## EXERCISE DESCRIPTION
Filter the records for lines holding the string "quality".

## GIVEN INFORMATION

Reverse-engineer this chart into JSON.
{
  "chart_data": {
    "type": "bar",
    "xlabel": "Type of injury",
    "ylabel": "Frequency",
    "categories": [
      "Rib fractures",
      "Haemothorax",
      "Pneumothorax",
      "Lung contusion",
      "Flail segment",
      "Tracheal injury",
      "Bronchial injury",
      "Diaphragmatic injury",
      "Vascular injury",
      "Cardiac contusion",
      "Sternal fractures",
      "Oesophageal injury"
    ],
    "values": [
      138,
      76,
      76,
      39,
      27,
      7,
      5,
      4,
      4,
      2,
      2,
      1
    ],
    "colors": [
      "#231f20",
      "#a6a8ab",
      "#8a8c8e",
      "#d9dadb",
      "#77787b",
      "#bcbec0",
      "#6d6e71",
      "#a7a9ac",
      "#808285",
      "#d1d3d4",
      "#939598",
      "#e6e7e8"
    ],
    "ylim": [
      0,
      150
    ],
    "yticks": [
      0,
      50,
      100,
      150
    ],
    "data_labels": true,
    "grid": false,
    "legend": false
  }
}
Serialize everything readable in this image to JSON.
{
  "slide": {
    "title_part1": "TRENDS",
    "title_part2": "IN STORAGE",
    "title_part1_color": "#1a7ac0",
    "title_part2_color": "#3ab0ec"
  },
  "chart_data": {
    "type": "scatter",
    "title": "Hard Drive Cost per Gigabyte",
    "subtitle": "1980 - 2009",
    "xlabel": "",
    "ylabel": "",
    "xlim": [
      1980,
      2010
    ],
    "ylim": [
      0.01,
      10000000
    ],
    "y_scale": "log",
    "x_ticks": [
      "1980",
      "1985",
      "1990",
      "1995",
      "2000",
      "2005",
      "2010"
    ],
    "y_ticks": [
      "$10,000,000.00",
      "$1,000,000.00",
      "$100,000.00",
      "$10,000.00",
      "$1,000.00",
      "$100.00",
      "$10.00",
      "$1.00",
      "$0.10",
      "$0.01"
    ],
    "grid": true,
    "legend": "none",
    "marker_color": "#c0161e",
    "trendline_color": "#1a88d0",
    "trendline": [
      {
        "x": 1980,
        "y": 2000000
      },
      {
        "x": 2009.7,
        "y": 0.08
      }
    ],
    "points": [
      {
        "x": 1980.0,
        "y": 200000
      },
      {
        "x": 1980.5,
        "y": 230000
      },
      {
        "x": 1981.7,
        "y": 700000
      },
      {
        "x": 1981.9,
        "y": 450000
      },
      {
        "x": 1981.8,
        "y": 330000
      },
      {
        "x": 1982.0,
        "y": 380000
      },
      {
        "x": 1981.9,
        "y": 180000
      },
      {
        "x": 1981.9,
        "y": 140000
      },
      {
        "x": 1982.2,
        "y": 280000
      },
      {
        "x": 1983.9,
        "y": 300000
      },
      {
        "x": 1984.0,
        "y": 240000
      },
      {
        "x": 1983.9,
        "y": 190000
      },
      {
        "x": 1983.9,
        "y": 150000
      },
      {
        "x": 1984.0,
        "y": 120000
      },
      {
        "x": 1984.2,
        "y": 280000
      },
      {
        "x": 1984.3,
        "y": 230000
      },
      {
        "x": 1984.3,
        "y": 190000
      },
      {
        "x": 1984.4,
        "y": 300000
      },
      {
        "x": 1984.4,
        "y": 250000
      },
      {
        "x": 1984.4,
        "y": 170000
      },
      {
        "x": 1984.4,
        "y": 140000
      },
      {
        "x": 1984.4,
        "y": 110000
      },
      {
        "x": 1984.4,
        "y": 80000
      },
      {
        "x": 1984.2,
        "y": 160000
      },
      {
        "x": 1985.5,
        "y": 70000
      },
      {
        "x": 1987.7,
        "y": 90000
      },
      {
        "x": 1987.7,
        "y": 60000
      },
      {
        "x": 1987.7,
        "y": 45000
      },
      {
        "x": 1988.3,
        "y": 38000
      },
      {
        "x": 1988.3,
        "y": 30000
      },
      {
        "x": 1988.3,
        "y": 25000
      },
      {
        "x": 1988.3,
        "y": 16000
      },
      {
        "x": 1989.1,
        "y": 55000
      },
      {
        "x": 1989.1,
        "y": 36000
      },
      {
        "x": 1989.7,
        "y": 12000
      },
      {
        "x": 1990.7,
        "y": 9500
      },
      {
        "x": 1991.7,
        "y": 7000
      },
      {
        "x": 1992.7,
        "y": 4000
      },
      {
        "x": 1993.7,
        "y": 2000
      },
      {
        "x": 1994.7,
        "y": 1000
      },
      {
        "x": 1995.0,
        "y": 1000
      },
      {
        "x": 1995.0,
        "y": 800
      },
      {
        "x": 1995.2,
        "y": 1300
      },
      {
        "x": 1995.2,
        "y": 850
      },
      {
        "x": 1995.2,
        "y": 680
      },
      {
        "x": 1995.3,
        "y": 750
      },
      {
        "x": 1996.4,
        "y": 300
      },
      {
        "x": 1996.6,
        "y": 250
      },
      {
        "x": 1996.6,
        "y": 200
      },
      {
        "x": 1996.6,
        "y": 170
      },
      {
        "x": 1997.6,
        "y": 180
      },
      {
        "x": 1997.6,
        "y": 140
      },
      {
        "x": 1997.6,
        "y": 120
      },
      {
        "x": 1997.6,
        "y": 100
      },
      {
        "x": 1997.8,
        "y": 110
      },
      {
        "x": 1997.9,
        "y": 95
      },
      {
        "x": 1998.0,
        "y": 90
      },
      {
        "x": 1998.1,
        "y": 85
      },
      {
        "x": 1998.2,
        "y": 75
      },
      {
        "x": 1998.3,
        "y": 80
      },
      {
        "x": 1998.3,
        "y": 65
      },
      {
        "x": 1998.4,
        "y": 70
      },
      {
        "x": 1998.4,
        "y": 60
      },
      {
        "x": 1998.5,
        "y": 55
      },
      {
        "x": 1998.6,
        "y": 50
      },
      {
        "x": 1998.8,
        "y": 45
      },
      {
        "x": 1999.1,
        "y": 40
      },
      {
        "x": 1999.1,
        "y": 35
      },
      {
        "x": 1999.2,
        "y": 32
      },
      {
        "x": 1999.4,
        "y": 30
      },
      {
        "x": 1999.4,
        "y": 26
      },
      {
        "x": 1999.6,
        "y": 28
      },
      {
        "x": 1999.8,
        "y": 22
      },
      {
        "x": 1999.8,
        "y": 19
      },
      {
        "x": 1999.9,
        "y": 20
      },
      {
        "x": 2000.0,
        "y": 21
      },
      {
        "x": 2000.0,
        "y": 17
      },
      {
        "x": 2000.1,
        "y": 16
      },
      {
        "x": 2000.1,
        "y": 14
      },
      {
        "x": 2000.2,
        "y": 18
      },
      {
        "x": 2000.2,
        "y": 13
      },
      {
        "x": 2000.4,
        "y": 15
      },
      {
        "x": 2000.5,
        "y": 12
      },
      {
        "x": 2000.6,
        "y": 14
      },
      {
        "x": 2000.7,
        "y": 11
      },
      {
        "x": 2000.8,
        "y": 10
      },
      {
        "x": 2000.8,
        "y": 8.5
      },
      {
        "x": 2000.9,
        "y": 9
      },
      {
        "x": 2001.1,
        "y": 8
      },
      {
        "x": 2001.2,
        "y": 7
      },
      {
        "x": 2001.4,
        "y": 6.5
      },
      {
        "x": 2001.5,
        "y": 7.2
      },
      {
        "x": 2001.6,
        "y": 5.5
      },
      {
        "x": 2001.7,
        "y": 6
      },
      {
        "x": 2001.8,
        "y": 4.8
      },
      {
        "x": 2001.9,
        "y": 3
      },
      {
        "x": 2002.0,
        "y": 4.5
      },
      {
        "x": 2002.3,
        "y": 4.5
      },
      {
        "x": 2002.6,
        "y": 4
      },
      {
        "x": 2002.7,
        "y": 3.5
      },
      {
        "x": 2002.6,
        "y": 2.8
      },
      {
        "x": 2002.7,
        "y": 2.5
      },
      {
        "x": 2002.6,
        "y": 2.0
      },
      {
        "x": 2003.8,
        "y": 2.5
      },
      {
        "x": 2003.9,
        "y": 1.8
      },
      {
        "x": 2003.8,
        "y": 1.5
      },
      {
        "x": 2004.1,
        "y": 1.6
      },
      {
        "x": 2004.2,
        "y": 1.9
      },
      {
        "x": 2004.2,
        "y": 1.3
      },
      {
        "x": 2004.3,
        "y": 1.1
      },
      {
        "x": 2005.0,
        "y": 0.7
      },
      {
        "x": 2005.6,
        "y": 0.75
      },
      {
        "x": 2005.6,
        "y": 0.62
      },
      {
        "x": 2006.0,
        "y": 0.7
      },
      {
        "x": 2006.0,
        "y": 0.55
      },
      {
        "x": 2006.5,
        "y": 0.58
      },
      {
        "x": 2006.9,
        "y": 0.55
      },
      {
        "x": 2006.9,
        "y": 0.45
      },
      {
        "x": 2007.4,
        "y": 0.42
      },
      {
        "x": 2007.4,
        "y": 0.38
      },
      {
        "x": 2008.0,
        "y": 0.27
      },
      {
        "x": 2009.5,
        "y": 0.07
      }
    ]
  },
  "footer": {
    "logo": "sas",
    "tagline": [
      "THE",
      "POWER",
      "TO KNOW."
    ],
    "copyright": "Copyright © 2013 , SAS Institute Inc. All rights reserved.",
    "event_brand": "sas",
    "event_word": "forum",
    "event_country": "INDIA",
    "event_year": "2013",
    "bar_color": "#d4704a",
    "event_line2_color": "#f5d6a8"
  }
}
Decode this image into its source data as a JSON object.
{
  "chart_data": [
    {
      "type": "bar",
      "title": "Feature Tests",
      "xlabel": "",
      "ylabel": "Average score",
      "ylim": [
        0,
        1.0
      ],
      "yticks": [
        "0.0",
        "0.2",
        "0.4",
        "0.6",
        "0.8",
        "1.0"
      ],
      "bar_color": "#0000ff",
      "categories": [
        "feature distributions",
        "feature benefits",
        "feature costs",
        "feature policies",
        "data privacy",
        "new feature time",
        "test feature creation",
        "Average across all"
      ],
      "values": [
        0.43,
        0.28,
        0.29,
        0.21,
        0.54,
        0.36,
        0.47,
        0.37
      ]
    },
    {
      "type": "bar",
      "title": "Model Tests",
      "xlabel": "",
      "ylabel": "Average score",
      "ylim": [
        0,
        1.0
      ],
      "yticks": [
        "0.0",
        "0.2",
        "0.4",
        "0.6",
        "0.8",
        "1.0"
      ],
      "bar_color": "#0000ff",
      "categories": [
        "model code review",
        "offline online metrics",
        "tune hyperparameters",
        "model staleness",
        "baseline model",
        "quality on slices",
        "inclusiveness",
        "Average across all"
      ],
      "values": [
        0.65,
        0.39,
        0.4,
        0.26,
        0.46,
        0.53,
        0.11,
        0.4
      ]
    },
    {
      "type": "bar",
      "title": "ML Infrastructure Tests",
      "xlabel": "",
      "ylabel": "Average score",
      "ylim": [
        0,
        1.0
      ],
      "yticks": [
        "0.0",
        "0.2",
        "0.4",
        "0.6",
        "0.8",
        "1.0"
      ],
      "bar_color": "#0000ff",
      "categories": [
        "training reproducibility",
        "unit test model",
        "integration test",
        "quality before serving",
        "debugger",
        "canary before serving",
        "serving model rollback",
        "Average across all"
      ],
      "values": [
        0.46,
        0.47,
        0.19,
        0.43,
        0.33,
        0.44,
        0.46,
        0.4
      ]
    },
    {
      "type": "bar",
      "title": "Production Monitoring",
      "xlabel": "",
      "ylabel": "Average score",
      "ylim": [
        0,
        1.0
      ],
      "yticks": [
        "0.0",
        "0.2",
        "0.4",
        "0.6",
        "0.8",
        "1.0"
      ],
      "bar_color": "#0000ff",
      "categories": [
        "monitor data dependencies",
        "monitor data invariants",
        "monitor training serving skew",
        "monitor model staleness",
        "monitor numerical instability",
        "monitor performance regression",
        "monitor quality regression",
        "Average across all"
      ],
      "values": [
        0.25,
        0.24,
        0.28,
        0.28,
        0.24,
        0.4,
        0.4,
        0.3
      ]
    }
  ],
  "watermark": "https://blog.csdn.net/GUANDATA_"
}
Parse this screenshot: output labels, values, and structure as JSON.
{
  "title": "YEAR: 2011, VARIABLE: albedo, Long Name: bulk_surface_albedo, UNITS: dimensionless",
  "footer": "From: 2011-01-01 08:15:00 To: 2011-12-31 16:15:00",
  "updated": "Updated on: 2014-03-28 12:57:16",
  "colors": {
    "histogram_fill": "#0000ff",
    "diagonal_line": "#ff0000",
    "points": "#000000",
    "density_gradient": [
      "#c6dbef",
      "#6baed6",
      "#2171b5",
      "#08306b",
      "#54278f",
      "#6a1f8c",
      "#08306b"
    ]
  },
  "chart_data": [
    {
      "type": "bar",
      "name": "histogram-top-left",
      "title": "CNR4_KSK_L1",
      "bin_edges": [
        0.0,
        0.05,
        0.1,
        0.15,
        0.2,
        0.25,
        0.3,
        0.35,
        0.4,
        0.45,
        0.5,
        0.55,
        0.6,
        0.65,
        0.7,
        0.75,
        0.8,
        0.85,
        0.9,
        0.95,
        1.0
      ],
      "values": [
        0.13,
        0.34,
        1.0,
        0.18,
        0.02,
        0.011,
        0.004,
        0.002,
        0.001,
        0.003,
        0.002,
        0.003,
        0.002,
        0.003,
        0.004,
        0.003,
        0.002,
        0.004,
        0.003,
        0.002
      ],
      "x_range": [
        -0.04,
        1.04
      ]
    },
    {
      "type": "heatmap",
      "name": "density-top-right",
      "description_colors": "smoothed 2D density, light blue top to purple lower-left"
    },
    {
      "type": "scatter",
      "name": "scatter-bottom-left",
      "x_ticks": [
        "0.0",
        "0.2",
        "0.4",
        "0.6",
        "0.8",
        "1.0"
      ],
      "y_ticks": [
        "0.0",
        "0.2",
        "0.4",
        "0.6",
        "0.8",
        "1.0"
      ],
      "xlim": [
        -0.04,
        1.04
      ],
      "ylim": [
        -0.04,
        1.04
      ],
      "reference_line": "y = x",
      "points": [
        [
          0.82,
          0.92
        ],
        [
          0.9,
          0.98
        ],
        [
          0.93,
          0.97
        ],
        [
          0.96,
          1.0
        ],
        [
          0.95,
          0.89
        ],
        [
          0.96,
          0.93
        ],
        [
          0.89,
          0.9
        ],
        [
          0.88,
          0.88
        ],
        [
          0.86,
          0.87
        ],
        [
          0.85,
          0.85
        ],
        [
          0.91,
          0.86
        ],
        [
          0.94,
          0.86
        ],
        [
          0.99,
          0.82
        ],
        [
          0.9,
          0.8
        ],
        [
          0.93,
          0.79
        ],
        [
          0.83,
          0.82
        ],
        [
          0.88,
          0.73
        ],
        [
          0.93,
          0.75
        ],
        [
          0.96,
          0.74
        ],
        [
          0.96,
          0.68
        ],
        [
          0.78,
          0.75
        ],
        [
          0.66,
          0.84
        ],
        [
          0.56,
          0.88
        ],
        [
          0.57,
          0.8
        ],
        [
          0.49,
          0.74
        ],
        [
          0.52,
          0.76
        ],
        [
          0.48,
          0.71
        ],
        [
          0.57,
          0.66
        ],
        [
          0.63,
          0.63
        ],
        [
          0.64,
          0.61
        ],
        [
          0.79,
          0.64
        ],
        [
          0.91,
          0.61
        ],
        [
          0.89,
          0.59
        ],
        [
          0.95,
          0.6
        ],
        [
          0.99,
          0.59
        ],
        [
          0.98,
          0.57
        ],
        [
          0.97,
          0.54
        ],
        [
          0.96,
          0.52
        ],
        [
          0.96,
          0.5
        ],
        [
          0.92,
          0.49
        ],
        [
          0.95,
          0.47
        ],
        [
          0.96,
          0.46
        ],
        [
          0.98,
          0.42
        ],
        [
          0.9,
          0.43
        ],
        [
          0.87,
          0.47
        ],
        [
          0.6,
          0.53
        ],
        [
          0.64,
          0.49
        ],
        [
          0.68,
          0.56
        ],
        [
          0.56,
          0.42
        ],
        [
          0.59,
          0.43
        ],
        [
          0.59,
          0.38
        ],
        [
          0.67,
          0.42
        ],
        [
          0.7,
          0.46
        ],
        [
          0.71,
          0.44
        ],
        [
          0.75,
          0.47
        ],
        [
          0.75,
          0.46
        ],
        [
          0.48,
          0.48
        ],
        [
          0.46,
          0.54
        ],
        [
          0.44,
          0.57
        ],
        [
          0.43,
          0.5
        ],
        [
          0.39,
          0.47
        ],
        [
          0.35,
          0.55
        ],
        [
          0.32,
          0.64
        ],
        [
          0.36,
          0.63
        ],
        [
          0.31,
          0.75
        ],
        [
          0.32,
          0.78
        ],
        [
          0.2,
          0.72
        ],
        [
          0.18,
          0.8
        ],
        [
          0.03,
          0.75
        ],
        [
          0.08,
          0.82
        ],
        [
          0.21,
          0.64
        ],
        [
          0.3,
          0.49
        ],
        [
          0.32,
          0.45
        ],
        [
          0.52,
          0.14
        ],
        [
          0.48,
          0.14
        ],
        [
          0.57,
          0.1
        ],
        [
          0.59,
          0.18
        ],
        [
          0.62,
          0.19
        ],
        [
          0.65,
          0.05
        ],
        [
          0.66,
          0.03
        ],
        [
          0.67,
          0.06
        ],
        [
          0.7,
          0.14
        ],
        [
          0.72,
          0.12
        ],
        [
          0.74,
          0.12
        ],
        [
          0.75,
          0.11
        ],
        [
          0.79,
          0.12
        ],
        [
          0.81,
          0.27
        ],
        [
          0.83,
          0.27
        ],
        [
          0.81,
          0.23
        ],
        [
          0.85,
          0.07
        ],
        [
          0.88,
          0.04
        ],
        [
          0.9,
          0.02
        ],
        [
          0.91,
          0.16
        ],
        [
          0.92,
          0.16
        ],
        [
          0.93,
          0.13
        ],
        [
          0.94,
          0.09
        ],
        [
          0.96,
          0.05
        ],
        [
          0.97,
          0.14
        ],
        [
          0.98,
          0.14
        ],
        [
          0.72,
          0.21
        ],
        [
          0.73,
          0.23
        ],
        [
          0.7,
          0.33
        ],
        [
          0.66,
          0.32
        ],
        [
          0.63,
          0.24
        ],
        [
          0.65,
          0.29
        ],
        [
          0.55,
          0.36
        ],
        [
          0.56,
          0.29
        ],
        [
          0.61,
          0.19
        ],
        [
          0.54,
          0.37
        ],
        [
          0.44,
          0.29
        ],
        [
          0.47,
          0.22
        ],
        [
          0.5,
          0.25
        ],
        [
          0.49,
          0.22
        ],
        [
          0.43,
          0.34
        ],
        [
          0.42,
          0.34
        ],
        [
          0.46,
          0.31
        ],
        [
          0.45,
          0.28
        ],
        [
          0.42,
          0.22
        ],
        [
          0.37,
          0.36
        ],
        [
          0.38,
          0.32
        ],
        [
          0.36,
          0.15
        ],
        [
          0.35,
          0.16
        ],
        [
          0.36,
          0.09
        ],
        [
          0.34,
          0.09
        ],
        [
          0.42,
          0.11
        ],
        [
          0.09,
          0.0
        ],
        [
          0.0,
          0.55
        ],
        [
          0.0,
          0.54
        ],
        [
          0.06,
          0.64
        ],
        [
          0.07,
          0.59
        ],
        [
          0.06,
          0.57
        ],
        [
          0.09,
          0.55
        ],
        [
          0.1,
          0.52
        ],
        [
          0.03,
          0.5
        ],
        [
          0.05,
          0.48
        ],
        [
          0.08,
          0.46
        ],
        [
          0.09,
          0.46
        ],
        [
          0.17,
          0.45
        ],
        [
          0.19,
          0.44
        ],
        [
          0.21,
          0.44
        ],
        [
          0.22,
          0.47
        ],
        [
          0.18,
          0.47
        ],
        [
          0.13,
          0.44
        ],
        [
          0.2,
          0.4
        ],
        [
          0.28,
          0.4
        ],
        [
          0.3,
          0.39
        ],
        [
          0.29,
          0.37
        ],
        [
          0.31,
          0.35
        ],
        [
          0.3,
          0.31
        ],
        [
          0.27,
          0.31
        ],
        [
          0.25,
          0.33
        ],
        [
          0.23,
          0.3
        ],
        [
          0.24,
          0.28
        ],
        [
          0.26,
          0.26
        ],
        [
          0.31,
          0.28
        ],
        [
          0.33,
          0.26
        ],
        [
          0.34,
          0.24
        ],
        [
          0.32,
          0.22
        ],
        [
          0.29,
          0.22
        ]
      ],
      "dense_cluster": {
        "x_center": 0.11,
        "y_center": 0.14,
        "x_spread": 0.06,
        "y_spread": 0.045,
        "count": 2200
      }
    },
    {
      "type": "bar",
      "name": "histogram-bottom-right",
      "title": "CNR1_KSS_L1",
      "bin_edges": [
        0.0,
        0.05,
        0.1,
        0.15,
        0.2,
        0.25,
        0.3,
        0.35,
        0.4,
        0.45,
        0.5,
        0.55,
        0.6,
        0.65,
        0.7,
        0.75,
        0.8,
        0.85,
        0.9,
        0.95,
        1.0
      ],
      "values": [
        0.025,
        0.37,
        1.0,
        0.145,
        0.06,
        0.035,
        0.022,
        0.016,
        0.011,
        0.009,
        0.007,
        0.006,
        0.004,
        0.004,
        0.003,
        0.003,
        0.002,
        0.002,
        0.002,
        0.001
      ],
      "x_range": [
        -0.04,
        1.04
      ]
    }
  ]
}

## CORRECT OUTPUT
        "quality on slices",
        "quality before serving",
        "monitor quality regression",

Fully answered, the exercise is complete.